BEGIN Supplied records
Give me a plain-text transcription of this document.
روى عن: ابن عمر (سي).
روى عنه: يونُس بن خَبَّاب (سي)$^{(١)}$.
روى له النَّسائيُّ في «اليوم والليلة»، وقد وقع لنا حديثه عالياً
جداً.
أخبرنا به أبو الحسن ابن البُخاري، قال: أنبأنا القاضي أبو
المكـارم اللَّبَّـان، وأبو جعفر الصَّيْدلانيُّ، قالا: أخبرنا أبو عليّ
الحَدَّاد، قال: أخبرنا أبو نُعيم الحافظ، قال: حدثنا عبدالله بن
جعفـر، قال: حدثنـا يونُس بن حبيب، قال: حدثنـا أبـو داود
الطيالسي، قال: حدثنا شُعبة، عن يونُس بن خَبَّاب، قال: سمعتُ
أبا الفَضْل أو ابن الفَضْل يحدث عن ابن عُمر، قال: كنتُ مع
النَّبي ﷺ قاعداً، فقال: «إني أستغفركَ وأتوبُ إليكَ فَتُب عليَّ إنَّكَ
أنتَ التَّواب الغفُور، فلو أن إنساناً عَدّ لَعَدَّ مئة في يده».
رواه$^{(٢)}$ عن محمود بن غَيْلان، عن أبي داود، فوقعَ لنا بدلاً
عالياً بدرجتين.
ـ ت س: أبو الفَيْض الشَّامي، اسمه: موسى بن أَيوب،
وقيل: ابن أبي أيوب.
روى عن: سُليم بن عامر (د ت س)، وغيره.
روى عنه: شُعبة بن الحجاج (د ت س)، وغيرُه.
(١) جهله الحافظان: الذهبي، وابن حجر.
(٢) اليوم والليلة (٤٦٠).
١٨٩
END Supplied records
BEGIN Supplied records
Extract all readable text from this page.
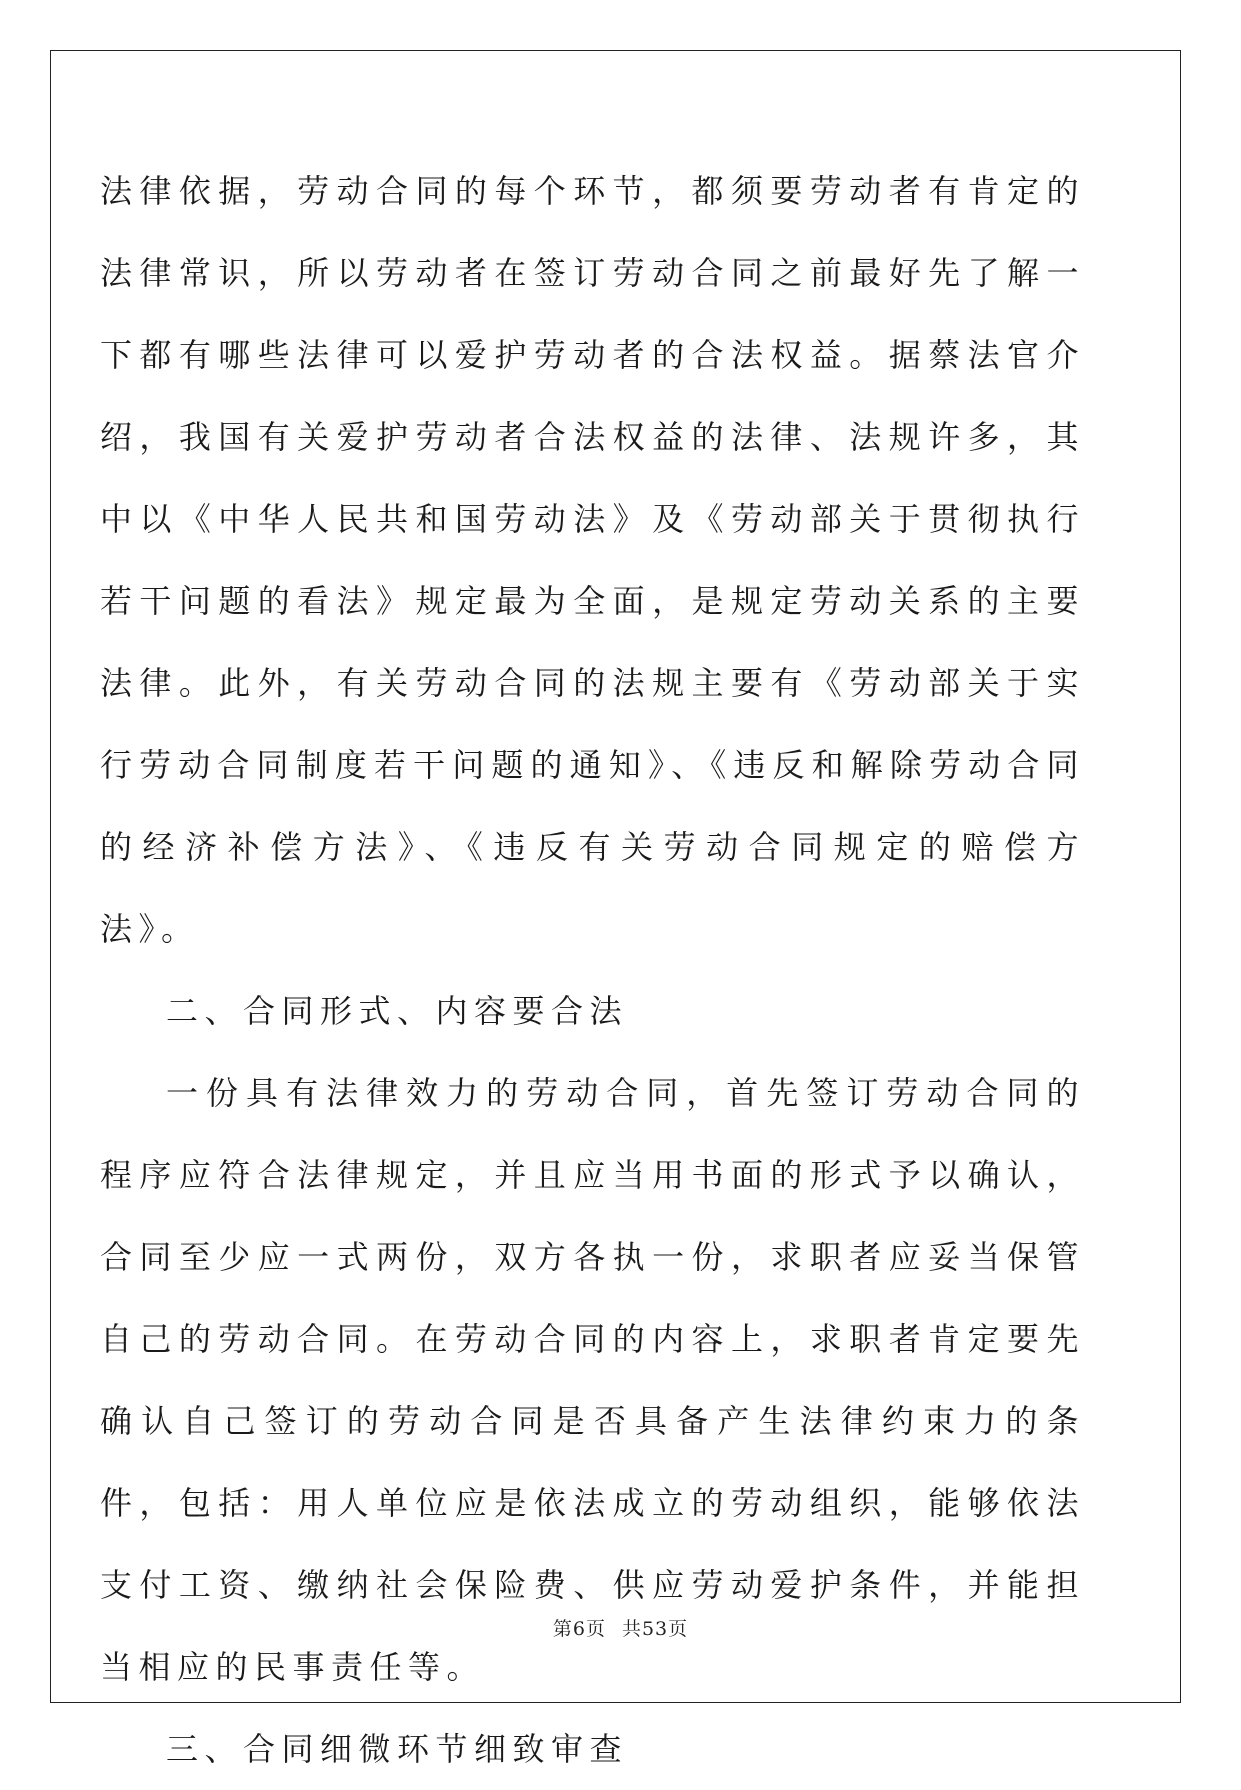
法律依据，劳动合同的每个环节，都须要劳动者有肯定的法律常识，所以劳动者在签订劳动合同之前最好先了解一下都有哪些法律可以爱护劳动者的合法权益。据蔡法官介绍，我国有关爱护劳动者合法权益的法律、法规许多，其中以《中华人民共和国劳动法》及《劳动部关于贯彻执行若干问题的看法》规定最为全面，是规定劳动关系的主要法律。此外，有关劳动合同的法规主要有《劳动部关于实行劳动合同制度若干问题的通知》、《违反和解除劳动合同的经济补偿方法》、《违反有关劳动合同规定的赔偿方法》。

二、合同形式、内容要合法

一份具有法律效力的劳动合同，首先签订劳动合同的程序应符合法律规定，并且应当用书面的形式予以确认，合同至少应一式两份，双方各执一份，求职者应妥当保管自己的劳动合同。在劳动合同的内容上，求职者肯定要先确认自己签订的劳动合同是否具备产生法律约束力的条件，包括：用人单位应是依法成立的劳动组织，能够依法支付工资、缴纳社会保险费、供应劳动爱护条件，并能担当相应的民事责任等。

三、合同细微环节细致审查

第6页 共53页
END Supplied records
BEGIN Supplied records
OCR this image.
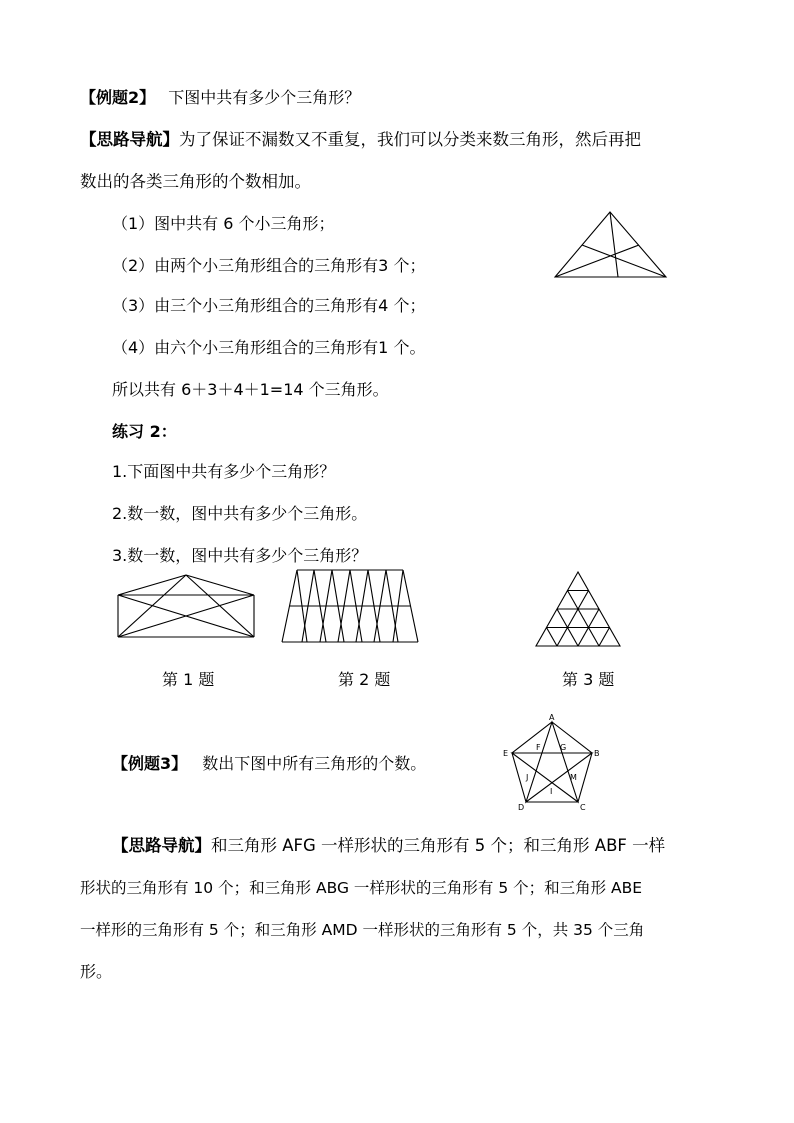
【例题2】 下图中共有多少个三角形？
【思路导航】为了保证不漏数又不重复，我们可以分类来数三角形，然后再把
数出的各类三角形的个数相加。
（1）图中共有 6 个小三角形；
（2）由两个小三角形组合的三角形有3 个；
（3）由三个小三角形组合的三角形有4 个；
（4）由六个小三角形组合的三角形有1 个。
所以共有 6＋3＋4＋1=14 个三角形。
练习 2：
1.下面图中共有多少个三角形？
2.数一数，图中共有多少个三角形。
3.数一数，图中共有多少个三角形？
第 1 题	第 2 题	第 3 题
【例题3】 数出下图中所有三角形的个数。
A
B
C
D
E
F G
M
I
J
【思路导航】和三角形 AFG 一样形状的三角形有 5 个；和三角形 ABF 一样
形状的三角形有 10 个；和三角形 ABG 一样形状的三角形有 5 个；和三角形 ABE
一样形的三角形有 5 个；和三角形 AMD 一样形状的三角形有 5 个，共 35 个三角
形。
END Supplied records
▶ _Written instruction_
Collect the lines that hold "حدثنا".

▶ _Result_
الحَدَّاد، قال: أخبرنا أبو نُعيم الحافظ، قال: حدثنا عبدالله بن
الطيالسي، قال: حدثنا شُعبة، عن يونُس بن خَبَّاب، قال: سمعتُ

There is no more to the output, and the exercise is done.